%%
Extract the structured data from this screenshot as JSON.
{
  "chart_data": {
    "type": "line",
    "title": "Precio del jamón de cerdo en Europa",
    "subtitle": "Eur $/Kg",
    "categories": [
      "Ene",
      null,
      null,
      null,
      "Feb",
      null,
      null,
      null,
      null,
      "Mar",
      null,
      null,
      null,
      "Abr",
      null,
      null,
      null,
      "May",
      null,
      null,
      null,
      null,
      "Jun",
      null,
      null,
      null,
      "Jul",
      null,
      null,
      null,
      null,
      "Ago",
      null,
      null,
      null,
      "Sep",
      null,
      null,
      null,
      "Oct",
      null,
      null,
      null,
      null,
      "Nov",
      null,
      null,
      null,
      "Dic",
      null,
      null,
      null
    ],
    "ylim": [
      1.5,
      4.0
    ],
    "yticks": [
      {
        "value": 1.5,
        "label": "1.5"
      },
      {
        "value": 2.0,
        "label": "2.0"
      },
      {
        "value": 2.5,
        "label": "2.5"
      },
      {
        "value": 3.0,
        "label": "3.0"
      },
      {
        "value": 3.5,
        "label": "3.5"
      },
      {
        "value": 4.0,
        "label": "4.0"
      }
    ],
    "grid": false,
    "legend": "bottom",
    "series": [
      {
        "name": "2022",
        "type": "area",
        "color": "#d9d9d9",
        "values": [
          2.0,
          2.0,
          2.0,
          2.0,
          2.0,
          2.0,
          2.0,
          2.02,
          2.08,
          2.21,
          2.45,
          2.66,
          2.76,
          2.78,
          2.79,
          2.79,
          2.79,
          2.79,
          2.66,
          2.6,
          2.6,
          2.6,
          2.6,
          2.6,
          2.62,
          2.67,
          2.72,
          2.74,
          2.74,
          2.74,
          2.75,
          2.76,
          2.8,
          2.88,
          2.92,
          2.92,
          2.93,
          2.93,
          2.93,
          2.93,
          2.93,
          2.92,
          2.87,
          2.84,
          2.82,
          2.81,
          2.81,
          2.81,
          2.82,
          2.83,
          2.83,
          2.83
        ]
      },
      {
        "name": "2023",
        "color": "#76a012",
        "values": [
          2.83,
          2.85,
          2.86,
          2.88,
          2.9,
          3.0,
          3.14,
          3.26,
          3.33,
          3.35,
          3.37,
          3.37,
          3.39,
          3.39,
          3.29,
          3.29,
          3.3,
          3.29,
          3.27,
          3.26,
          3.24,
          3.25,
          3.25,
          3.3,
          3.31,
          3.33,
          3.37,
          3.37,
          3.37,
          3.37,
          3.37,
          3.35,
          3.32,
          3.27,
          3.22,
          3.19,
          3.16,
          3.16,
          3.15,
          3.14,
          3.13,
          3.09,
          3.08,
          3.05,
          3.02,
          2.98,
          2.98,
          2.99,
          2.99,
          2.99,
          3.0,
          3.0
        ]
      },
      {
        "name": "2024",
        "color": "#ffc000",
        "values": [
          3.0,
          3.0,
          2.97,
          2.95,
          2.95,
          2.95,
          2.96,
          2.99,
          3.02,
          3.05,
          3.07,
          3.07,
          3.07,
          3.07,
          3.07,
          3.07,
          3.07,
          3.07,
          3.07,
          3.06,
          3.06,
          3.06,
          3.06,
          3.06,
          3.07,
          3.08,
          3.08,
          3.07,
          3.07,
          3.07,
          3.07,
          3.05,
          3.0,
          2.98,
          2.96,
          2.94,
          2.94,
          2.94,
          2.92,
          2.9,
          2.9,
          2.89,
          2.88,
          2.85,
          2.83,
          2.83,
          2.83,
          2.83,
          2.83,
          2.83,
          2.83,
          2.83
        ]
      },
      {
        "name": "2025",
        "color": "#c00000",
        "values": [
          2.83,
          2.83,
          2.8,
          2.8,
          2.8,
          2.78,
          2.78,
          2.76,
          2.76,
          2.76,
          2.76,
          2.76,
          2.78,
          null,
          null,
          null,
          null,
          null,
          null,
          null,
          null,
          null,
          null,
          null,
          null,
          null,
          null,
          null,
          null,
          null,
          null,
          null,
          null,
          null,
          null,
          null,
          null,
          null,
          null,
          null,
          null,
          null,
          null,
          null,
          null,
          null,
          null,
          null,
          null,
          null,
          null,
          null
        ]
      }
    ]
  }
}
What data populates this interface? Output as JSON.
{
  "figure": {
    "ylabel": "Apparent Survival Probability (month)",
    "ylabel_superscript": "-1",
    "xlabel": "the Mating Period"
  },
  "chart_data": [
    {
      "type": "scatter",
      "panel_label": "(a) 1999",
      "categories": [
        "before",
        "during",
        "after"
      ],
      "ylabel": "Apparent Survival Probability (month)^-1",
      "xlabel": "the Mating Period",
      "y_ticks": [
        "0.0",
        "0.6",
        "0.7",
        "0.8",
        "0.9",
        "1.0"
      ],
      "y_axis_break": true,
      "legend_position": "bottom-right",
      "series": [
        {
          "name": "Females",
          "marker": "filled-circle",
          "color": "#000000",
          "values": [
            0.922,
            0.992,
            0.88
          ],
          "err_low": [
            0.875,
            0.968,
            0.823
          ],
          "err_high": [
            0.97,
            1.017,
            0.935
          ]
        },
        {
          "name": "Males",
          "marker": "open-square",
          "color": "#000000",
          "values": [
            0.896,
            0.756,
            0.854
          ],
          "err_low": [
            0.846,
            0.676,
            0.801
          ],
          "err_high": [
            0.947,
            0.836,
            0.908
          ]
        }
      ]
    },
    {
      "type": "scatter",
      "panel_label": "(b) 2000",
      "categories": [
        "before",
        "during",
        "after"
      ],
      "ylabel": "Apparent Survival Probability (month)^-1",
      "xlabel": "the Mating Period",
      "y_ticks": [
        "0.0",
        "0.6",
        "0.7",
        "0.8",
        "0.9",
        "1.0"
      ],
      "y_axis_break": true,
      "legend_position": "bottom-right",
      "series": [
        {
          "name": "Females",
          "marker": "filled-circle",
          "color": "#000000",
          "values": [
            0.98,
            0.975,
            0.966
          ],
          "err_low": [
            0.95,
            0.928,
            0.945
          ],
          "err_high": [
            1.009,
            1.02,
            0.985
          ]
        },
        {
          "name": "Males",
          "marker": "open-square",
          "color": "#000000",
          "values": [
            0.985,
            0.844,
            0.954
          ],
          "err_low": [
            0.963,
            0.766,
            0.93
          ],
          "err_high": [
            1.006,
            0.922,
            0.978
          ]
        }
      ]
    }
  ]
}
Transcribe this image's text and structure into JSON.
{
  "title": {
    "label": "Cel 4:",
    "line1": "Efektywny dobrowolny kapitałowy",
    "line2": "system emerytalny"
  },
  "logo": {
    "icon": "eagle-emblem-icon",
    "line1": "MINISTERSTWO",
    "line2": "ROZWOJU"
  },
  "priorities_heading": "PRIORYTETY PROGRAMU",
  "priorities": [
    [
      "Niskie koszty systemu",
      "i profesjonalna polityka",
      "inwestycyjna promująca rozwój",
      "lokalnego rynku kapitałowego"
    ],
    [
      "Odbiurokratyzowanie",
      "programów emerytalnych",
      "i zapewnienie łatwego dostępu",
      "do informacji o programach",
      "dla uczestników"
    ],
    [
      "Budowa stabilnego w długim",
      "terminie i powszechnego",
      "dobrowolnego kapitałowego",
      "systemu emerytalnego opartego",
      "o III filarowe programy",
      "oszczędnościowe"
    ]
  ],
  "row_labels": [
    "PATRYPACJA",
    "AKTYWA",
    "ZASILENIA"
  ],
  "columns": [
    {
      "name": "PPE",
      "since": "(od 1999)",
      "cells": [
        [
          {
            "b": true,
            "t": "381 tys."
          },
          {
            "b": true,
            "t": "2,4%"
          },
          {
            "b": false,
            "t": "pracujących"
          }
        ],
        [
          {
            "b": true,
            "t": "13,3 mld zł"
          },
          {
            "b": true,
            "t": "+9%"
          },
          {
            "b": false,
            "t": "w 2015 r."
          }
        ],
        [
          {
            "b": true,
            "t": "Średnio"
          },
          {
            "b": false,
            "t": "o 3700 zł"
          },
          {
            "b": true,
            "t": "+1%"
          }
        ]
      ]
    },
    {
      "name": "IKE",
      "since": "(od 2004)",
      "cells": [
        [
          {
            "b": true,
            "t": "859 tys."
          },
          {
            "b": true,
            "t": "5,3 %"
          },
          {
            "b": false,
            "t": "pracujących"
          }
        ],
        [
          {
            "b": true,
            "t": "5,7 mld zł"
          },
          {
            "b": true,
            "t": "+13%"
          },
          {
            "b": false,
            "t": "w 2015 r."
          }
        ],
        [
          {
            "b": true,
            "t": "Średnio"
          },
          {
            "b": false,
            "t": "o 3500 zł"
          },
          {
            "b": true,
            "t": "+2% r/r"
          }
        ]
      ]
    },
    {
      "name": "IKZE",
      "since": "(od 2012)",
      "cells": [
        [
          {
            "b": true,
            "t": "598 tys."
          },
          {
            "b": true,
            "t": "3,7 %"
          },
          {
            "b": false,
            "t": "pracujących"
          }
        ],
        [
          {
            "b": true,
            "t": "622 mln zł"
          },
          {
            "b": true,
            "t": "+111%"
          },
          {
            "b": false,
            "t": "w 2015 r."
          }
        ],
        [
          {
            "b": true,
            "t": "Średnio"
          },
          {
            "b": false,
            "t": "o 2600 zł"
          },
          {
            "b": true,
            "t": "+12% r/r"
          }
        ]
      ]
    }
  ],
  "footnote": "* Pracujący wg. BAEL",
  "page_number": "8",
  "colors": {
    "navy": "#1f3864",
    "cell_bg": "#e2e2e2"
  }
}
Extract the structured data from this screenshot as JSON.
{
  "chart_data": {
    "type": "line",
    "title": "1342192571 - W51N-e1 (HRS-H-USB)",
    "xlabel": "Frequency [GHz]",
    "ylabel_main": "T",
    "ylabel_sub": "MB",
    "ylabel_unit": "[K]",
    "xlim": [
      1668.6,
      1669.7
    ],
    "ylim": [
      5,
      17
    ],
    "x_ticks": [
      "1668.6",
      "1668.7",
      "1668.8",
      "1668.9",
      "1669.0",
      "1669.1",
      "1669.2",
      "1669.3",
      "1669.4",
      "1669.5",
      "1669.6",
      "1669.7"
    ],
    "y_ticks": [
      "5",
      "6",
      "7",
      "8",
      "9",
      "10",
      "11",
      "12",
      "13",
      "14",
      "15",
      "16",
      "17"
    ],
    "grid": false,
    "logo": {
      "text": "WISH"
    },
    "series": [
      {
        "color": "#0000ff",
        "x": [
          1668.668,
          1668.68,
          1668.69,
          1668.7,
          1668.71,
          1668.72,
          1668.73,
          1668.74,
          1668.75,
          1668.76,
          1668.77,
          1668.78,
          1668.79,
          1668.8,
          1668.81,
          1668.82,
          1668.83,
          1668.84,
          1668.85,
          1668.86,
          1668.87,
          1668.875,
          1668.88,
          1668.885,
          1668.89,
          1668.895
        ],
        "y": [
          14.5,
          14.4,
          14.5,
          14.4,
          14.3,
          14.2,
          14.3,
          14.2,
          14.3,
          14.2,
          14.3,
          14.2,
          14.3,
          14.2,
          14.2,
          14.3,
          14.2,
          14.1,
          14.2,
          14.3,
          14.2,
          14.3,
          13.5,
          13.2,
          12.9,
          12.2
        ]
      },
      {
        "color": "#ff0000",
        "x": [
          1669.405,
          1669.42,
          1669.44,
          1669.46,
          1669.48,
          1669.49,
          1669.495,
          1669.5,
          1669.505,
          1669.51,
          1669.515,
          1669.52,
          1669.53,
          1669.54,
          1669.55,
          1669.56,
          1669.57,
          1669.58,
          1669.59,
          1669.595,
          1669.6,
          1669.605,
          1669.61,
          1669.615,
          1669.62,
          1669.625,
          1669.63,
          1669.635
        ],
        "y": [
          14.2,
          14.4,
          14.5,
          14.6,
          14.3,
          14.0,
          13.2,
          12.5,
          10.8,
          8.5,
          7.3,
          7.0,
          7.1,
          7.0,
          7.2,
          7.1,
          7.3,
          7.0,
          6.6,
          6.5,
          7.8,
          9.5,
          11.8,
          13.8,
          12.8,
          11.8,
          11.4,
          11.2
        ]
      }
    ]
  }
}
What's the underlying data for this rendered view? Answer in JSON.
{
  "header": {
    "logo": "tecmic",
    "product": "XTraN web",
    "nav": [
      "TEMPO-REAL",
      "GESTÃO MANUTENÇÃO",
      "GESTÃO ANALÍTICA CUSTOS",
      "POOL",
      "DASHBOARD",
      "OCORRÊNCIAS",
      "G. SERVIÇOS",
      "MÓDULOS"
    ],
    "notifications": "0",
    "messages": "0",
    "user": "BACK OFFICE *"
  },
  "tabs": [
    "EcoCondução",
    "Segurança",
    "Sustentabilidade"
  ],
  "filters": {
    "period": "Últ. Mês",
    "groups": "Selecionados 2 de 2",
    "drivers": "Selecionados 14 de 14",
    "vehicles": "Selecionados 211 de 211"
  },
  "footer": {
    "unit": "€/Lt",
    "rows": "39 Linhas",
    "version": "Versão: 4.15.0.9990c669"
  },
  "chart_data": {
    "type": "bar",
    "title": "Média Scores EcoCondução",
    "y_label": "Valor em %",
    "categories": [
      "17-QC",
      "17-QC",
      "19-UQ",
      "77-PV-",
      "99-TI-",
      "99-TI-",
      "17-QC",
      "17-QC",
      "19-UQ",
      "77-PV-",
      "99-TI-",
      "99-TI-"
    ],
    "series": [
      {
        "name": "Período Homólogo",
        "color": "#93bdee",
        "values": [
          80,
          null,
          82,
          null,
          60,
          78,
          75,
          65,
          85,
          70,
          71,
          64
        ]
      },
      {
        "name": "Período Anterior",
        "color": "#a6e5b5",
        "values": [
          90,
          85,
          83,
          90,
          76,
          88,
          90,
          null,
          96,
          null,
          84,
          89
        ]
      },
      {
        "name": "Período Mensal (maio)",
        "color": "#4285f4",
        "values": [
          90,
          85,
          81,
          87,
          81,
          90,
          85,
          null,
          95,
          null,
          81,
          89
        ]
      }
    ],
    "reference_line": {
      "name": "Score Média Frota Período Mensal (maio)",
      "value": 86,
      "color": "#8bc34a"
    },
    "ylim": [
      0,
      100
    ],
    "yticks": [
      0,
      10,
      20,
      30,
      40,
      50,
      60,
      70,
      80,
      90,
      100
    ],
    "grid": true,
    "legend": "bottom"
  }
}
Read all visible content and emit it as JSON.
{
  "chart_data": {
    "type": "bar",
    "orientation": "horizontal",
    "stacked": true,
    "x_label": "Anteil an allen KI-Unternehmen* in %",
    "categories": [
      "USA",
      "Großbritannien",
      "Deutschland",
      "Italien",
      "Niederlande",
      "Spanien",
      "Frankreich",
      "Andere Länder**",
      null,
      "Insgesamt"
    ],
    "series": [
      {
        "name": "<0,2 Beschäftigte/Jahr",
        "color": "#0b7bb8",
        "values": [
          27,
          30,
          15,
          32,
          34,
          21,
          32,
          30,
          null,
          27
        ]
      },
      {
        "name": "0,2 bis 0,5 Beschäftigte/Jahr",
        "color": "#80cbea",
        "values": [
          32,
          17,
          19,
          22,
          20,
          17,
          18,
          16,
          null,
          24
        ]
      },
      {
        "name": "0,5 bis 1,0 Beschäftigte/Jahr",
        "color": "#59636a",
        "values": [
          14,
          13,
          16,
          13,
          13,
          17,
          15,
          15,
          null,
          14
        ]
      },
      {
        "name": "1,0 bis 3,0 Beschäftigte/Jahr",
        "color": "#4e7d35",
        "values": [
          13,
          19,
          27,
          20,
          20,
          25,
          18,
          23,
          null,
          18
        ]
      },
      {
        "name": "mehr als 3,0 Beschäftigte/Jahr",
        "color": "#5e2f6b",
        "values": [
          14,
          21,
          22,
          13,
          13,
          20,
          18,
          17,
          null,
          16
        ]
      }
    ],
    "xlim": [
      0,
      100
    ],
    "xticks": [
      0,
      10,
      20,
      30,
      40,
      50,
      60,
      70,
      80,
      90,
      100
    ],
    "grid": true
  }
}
%%
Problem statement |
Search the data for "JSON". Copy every matching line.

Correct response |
Extract the structured data from this screenshot as JSON.
What data populates this interface? Output as JSON.
Transcribe this image's text and structure into JSON.
Extract the structured data from this screenshot as JSON.
What's the underlying data for this rendered view? Answer in JSON.
Read all visible content and emit it as JSON.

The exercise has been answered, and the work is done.